_Task input_:
★ ★ ★

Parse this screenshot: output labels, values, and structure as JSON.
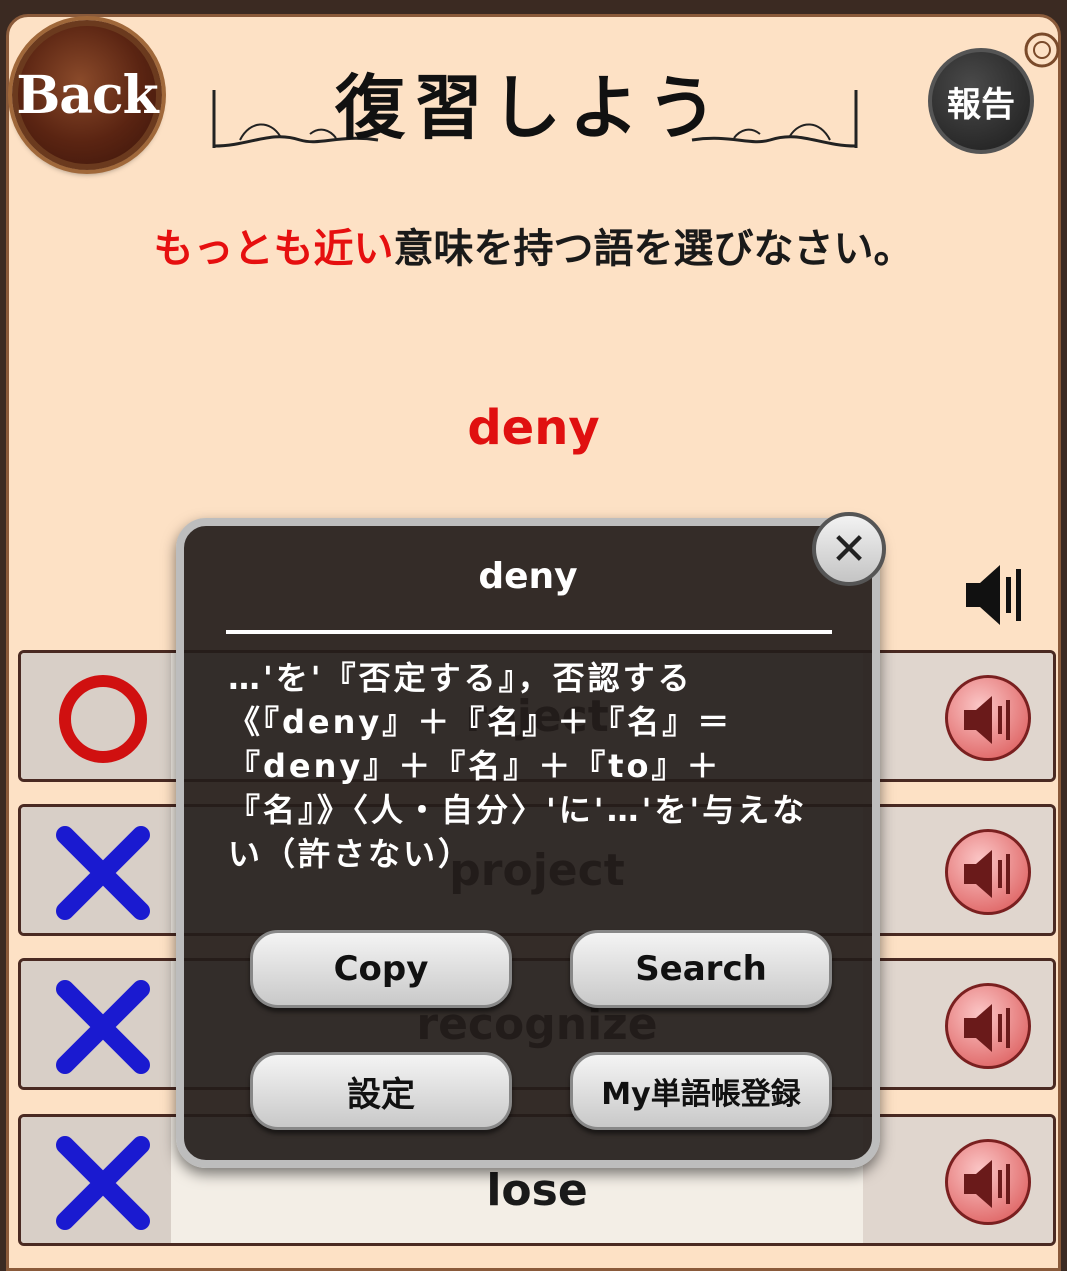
{
  "header": {
    "back_label": "Back",
    "title": "復習しよう",
    "report_label": "報告"
  },
  "instruction": {
    "highlight": "もっとも近い",
    "rest": "意味を持つ語を選びなさい。"
  },
  "question": {
    "word": "deny"
  },
  "choices": [
    {
      "label": "reject",
      "result": "correct",
      "mark_icon": "circle-icon"
    },
    {
      "label": "project",
      "result": "wrong",
      "mark_icon": "cross-icon"
    },
    {
      "label": "recognize",
      "result": "wrong",
      "mark_icon": "cross-icon"
    },
    {
      "label": "lose",
      "result": "wrong",
      "mark_icon": "cross-icon"
    }
  ],
  "popup": {
    "title": "deny",
    "definition": "…'を'『否定する』，否認する《『deny』＋『名』＋『名』＝『deny』＋『名』＋『to』＋『名』》〈人・自分〉'に'…'を'与えない（許さない）",
    "buttons": {
      "copy": "Copy",
      "search": "Search",
      "settings": "設定",
      "my_wordbook": "My単語帳登録"
    },
    "close_icon": "close-icon"
  },
  "colors": {
    "highlight_red": "#e60f0f",
    "background": "#fde1c5",
    "correct_mark": "#d01010",
    "wrong_mark": "#1a1ad0"
  }
}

★ ★ ★

_Objective_: Copy the listing over exactly, skipping the pictures it holds.

_Full output_:
Parse this screenshot: output labels, values, and structure as JSON.
{
  "header": {
    "back_label": "Back",
    "title": "復習しよう",
    "report_label": "報告"
  },
  "instruction": {
    "highlight": "もっとも近い",
    "rest": "意味を持つ語を選びなさい。"
  },
  "question": {
    "word": "deny"
  },
  "choices": [
    {
      "label": "reject",
      "result": "correct",
      "mark_icon": "circle-icon"
    },
    {
      "label": "project",
      "result": "wrong",
      "mark_icon": "cross-icon"
    },
    {
      "label": "recognize",
      "result": "wrong",
      "mark_icon": "cross-icon"
    },
    {
      "label": "lose",
      "result": "wrong",
      "mark_icon": "cross-icon"
    }
  ],
  "popup": {
    "title": "deny",
    "definition": "…'を'『否定する』，否認する《『deny』＋『名』＋『名』＝『deny』＋『名』＋『to』＋『名』》〈人・自分〉'に'…'を'与えない（許さない）",
    "buttons": {
      "copy": "Copy",
      "search": "Search",
      "settings": "設定",
      "my_wordbook": "My単語帳登録"
    },
    "close_icon": "close-icon"
  },
  "colors": {
    "highlight_red": "#e60f0f",
    "background": "#fde1c5",
    "correct_mark": "#d01010",
    "wrong_mark": "#1a1ad0"
  }
}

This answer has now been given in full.